### [Recorded information]
-=-=-

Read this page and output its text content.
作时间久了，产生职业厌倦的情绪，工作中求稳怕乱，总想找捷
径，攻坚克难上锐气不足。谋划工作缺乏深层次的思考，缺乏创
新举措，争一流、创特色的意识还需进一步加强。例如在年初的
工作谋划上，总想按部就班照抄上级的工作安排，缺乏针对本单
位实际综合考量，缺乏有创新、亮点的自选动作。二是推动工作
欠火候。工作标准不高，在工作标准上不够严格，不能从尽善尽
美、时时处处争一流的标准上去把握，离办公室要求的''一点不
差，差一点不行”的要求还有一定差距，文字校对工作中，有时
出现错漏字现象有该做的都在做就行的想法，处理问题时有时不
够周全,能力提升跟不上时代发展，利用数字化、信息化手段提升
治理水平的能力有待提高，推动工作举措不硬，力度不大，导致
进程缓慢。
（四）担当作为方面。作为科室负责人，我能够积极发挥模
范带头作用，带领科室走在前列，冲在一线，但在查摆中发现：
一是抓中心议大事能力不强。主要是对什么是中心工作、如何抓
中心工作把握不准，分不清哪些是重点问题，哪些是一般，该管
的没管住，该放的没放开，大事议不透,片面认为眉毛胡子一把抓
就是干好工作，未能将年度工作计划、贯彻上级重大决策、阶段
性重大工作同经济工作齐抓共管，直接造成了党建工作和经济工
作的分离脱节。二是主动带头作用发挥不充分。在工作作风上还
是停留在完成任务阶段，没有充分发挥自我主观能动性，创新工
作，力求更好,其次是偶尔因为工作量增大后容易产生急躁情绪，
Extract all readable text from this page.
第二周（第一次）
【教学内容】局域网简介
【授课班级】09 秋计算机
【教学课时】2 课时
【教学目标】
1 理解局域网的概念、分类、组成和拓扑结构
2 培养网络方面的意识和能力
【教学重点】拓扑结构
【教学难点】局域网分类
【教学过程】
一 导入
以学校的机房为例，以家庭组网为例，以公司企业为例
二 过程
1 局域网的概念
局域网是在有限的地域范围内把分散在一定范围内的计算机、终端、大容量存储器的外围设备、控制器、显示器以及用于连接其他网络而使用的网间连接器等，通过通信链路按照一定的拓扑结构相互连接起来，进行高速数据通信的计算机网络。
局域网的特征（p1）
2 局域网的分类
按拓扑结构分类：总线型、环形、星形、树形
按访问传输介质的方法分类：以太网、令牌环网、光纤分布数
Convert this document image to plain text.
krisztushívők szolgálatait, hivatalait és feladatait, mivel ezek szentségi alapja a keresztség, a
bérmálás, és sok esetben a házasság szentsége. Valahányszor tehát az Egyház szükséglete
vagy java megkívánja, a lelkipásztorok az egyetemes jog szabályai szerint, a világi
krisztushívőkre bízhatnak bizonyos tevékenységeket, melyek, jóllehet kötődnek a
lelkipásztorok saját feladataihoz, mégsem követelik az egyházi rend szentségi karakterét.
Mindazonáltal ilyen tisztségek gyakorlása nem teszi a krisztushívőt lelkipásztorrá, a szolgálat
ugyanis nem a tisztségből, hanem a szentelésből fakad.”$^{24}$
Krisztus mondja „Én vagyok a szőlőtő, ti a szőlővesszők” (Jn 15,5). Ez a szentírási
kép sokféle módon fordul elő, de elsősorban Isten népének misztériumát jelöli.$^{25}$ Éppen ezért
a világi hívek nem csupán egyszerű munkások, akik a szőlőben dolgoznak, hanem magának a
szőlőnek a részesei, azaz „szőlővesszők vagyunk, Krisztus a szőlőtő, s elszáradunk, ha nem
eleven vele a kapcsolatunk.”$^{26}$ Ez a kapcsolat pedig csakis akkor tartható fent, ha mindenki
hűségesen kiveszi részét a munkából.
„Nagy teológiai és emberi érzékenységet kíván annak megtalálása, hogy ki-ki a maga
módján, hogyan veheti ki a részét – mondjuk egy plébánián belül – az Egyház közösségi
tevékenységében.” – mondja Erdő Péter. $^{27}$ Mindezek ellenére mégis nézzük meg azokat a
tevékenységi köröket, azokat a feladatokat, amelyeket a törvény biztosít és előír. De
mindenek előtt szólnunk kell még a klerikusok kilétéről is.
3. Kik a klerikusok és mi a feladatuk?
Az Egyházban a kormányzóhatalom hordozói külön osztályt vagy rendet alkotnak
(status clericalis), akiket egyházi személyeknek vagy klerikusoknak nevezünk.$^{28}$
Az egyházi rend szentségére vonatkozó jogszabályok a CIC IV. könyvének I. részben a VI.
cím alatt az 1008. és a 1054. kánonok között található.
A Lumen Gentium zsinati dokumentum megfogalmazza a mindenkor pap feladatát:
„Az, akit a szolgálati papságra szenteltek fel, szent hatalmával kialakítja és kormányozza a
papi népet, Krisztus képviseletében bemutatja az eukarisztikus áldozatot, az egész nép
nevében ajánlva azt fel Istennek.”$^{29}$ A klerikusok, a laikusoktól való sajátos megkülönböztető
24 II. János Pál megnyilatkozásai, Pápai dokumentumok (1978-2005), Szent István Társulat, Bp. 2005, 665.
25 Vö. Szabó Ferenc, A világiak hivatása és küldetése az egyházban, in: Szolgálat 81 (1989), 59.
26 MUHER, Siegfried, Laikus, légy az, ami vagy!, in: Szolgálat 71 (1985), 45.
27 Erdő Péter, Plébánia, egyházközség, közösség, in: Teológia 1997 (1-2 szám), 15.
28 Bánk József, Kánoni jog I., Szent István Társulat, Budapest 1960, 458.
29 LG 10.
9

-=-=-

### [Exercise directions]
Above are some records. Report the number of their lines that include "István", and add nothing else.

### [Result for this exercise]
2